» **The problem**: Extract every line that includes the string "usado".

────────────────────────────────────────

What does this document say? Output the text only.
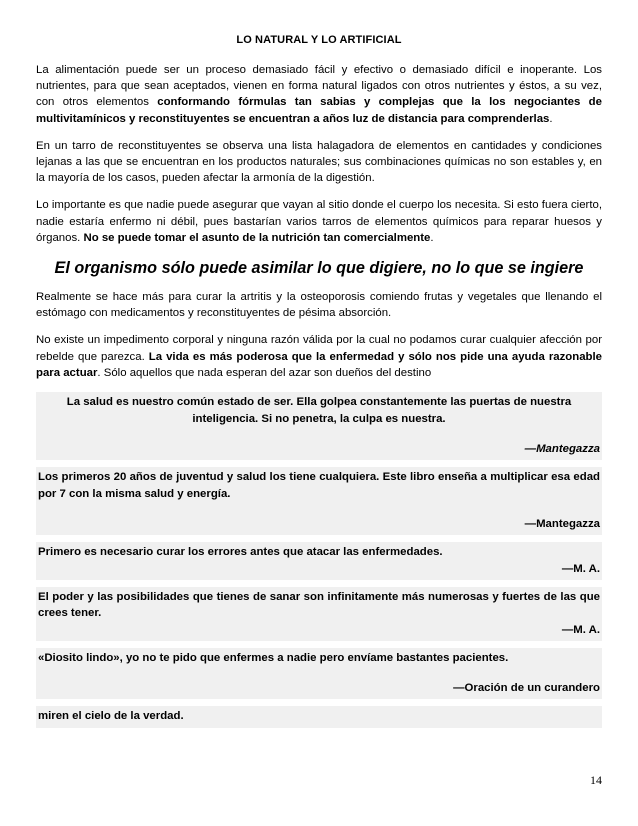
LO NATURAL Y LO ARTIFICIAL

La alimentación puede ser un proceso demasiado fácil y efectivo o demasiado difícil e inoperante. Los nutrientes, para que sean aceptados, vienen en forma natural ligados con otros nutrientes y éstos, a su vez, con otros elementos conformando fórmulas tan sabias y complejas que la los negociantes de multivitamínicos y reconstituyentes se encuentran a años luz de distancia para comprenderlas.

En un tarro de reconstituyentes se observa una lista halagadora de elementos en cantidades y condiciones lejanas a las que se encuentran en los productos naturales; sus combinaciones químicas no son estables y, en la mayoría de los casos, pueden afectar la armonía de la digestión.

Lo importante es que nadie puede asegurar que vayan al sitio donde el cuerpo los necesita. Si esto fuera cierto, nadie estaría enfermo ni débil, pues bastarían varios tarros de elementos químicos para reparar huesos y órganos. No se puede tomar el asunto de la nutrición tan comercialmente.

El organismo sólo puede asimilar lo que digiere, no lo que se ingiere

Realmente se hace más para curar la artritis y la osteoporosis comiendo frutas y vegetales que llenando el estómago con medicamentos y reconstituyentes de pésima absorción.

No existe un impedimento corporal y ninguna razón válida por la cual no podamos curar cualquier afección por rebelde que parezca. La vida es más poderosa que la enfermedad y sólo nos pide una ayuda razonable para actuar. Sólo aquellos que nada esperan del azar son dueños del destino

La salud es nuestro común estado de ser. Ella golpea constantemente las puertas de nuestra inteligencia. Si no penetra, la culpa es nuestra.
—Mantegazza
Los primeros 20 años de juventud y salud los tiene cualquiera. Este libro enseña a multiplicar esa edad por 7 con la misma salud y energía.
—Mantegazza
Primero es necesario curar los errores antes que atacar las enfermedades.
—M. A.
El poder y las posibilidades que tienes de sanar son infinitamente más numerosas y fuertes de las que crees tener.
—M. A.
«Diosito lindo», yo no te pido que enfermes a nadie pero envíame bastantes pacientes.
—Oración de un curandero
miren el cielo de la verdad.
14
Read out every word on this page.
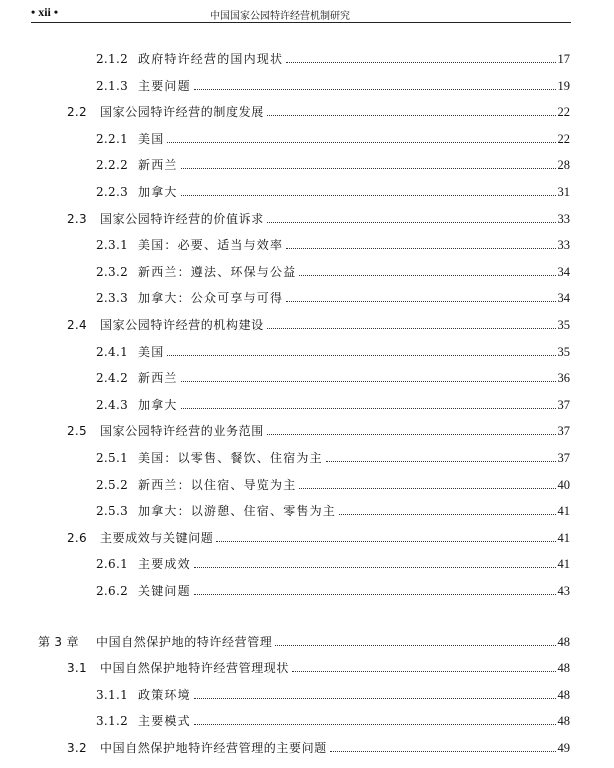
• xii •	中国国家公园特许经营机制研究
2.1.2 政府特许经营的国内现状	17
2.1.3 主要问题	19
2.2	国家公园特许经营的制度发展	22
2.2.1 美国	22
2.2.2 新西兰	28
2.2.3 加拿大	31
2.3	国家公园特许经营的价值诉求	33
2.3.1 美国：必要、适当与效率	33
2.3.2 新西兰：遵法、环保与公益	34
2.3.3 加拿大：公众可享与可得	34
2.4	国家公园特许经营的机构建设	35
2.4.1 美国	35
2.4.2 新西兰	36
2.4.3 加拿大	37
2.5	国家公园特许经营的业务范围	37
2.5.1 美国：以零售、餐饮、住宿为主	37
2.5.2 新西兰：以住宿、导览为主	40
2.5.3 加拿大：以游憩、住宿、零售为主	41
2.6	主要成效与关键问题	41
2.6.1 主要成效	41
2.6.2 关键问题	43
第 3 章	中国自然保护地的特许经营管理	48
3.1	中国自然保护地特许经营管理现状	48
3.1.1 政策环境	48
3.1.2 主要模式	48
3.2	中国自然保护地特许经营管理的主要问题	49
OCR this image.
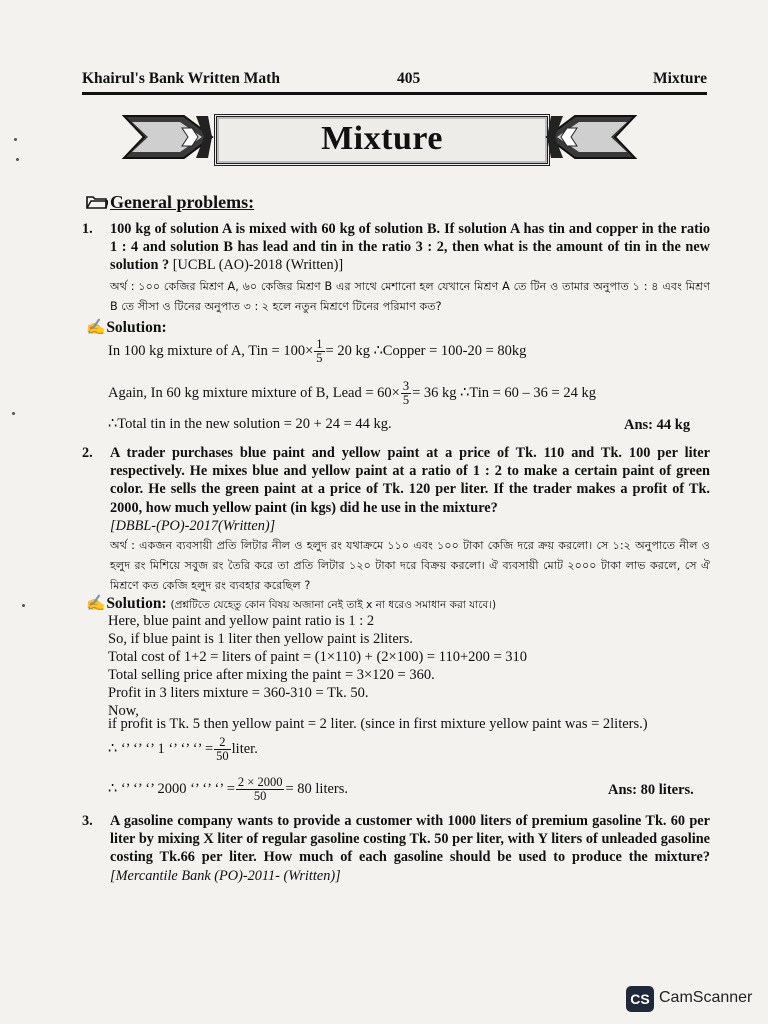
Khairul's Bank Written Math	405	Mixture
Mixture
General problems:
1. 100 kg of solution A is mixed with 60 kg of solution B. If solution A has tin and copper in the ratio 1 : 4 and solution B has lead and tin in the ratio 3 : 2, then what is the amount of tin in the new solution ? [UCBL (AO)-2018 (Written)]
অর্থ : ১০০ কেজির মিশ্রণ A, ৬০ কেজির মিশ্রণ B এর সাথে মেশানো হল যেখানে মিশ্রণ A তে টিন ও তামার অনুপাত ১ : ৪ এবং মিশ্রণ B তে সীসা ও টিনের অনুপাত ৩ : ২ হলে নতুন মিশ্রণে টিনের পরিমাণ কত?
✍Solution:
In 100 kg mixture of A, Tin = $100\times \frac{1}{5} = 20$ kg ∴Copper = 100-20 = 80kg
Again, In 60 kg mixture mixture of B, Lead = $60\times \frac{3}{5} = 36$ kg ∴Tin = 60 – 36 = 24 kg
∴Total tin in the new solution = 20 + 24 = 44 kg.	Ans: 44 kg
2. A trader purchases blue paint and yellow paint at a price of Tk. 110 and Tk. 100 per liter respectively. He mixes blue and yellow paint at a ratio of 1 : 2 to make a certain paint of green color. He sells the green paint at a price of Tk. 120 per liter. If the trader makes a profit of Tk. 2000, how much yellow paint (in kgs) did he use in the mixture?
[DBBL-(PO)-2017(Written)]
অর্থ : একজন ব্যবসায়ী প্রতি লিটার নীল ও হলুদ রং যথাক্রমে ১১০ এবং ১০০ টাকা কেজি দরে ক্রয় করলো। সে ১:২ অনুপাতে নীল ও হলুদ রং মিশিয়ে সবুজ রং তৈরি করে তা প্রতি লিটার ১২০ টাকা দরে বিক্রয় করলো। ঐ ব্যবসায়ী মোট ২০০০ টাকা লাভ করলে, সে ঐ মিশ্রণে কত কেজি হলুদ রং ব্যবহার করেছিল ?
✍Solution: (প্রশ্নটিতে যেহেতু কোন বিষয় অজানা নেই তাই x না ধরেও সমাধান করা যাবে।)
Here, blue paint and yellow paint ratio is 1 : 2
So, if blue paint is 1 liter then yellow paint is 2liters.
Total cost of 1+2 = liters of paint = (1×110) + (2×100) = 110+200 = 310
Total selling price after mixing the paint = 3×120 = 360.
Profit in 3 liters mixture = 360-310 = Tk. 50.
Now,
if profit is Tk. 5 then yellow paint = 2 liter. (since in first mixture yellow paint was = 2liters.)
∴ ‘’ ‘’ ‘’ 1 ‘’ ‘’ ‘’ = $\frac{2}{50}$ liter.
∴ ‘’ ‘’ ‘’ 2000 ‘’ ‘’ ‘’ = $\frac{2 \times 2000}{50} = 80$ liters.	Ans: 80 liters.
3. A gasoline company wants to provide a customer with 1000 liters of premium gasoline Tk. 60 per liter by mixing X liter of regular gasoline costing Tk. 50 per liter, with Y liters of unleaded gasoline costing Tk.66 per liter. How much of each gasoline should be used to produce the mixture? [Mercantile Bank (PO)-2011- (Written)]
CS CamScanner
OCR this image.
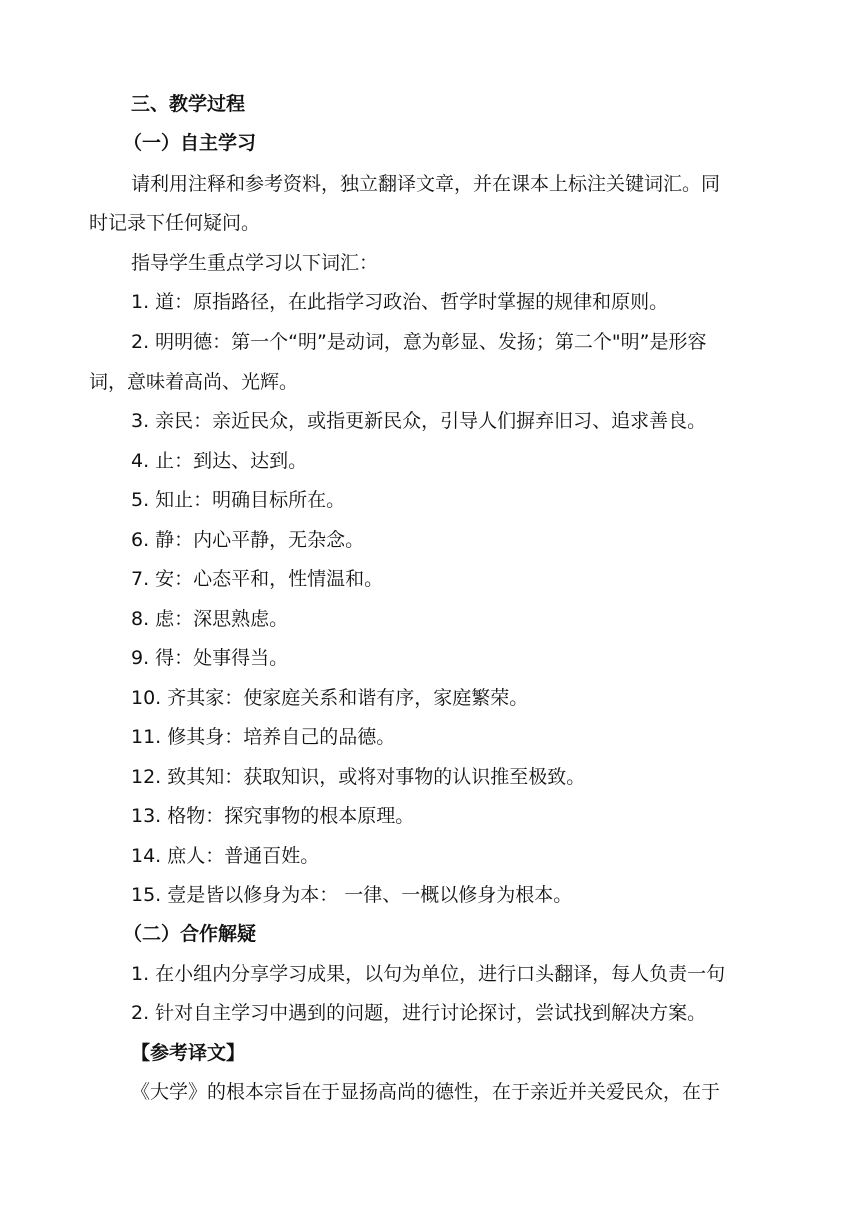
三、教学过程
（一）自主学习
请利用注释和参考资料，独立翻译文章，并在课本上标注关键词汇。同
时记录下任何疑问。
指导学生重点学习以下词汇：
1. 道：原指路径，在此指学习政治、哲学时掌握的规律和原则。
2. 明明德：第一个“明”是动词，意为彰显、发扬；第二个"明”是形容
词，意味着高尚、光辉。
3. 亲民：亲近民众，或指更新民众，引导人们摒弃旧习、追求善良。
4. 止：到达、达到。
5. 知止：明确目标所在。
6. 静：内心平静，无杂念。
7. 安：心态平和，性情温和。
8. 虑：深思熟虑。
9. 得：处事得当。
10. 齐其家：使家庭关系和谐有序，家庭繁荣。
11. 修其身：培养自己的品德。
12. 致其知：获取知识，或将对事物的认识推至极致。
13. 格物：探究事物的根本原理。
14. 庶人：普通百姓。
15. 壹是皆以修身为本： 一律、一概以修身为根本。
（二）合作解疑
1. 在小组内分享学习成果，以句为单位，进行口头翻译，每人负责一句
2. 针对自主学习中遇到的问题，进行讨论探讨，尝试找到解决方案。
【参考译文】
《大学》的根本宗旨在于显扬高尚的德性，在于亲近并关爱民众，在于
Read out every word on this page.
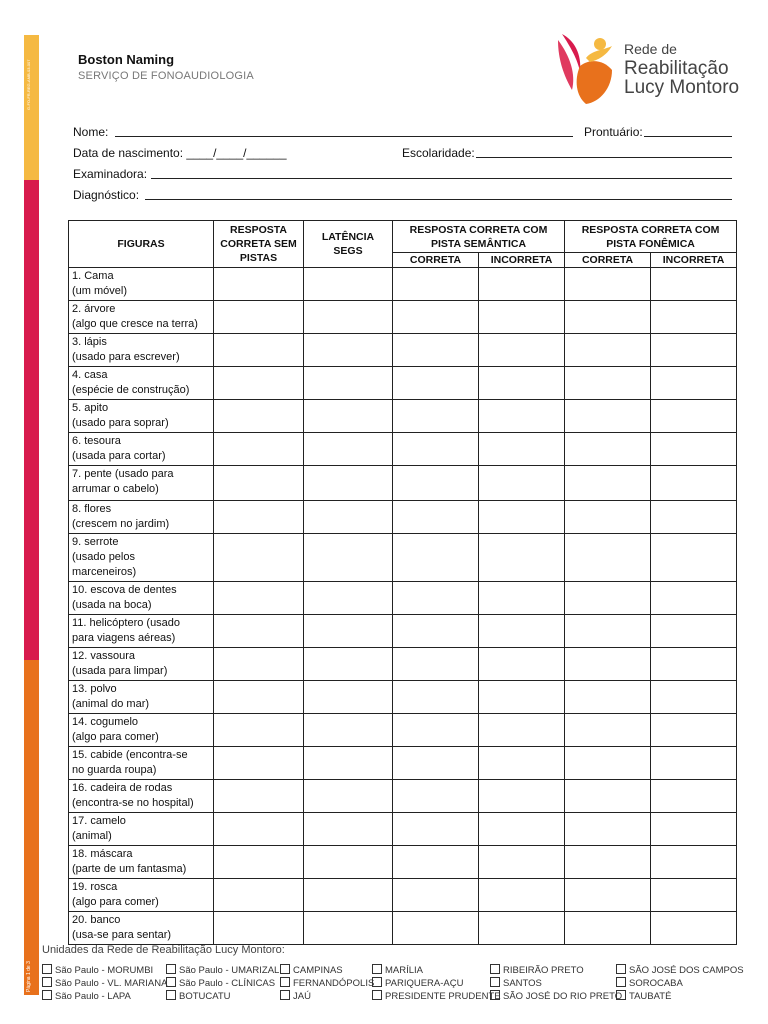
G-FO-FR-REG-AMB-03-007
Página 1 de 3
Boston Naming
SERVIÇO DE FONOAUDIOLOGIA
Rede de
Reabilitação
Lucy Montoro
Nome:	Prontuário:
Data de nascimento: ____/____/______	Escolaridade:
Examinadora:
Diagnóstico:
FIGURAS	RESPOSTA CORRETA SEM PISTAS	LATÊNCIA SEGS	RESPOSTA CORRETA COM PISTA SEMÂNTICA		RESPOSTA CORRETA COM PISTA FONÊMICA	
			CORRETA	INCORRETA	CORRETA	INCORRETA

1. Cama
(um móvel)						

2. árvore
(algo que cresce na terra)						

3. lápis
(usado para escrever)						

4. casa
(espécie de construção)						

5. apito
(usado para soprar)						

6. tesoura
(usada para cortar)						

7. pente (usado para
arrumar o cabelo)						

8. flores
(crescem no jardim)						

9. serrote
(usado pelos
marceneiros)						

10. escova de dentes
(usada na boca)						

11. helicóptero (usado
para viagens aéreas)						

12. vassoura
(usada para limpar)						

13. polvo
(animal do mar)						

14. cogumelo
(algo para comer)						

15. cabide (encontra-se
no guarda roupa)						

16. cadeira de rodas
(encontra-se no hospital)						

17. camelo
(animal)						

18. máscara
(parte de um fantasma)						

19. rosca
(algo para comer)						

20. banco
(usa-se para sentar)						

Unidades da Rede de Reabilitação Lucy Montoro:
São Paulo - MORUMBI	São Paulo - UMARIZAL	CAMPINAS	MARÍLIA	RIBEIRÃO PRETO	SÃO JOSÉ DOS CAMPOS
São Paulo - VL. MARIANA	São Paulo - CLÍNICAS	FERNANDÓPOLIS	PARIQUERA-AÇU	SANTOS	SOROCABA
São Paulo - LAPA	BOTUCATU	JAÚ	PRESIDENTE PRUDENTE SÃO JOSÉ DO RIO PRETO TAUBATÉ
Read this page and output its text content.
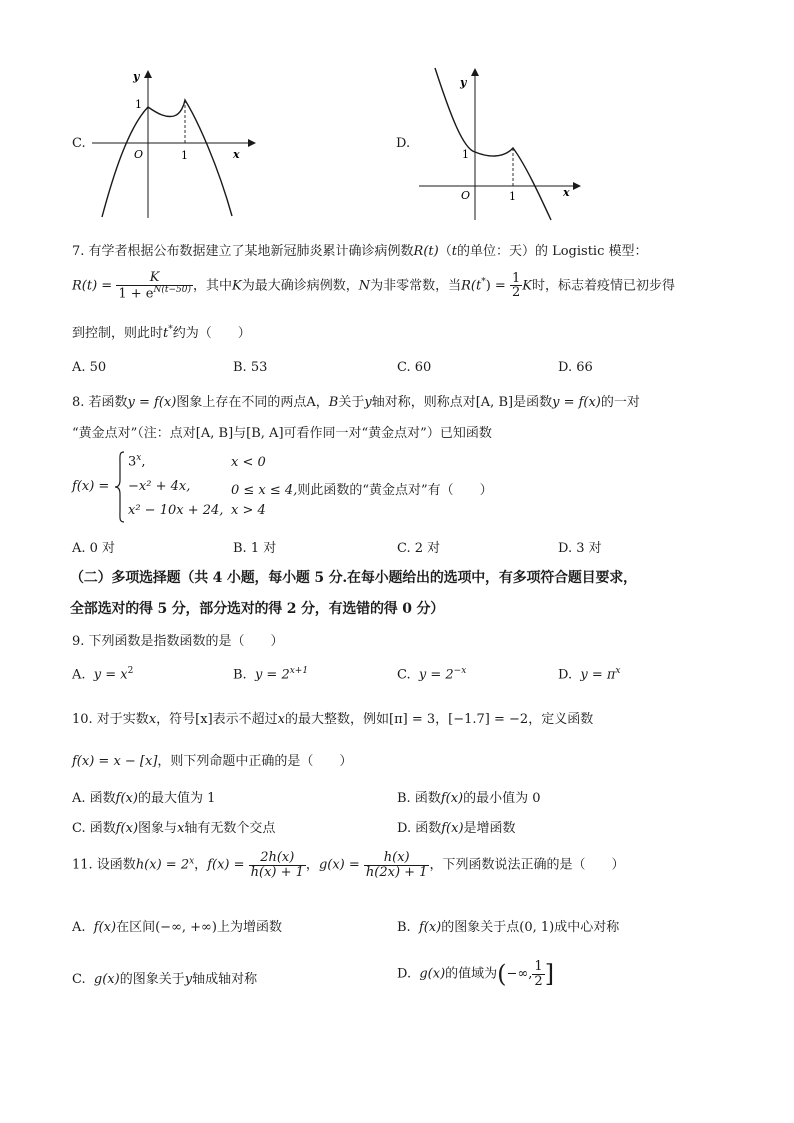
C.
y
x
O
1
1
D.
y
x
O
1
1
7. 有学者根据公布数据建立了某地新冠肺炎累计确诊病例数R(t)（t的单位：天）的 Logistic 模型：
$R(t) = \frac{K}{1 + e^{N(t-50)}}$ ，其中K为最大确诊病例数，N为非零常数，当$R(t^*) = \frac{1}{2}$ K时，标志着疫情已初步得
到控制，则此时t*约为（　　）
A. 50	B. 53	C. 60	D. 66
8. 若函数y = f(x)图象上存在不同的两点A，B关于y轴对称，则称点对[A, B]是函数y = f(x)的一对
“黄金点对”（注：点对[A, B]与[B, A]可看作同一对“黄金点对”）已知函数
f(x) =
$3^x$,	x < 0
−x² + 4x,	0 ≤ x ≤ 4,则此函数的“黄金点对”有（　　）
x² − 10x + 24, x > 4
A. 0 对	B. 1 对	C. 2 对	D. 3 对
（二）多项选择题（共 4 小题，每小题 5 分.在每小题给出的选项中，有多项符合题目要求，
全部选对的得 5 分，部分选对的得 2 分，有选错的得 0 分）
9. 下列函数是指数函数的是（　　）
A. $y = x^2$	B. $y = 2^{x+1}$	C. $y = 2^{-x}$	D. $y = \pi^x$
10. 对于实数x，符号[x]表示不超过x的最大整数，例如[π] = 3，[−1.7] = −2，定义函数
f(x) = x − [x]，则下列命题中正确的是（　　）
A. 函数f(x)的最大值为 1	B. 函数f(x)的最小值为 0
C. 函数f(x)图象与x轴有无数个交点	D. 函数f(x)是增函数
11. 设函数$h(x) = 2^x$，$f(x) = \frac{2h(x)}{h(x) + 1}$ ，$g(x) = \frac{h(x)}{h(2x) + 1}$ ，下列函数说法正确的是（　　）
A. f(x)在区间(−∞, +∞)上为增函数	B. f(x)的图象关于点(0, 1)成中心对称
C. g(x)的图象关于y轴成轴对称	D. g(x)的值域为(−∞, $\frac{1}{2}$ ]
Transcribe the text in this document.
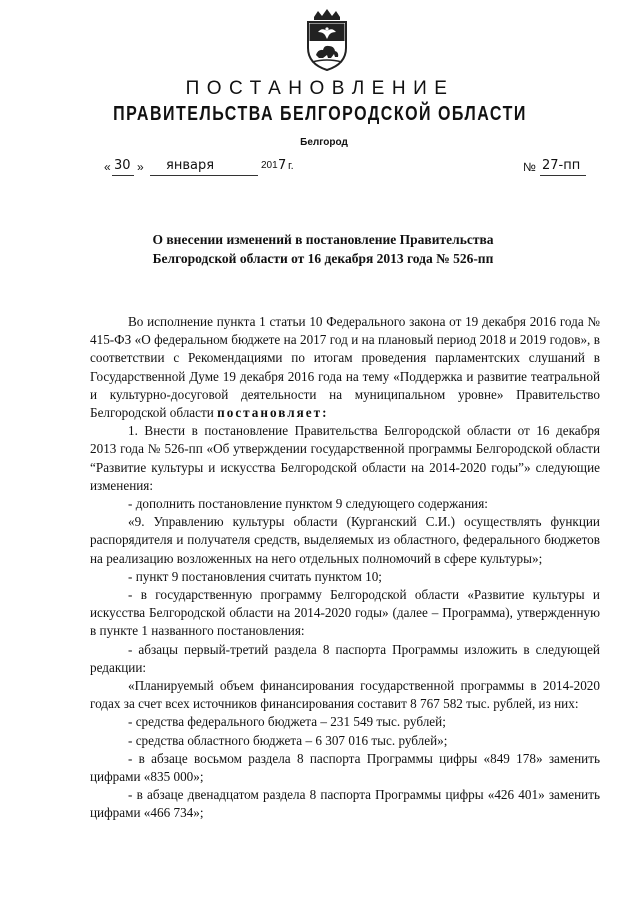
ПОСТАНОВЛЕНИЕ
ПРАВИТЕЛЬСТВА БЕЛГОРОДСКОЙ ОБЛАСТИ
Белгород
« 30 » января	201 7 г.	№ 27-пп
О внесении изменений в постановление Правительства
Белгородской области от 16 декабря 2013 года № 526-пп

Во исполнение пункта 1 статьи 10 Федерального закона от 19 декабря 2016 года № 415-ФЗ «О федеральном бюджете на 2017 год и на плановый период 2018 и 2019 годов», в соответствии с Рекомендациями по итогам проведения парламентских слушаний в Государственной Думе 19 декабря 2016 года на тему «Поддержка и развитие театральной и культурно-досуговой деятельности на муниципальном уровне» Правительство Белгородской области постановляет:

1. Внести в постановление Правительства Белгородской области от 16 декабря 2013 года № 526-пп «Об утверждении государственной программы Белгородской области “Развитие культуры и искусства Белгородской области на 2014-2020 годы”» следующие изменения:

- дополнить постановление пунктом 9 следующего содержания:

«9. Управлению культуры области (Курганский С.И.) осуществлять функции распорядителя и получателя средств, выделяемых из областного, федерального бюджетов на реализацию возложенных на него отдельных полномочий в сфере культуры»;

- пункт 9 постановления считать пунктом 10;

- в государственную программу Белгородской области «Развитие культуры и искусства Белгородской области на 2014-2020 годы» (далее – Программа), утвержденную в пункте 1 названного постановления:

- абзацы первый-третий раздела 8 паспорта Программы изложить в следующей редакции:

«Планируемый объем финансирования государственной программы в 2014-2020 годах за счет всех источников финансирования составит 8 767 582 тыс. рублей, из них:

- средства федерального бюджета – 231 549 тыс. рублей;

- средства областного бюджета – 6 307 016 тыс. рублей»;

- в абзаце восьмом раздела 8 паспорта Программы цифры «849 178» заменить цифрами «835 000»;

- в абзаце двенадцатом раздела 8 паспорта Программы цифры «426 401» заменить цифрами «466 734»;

────────────────────────────────────────

» **Complete answer**:
(usado para escrever)						
(usado para soprar)						
7. pente (usado para
(usado pelos
11. helicóptero (usado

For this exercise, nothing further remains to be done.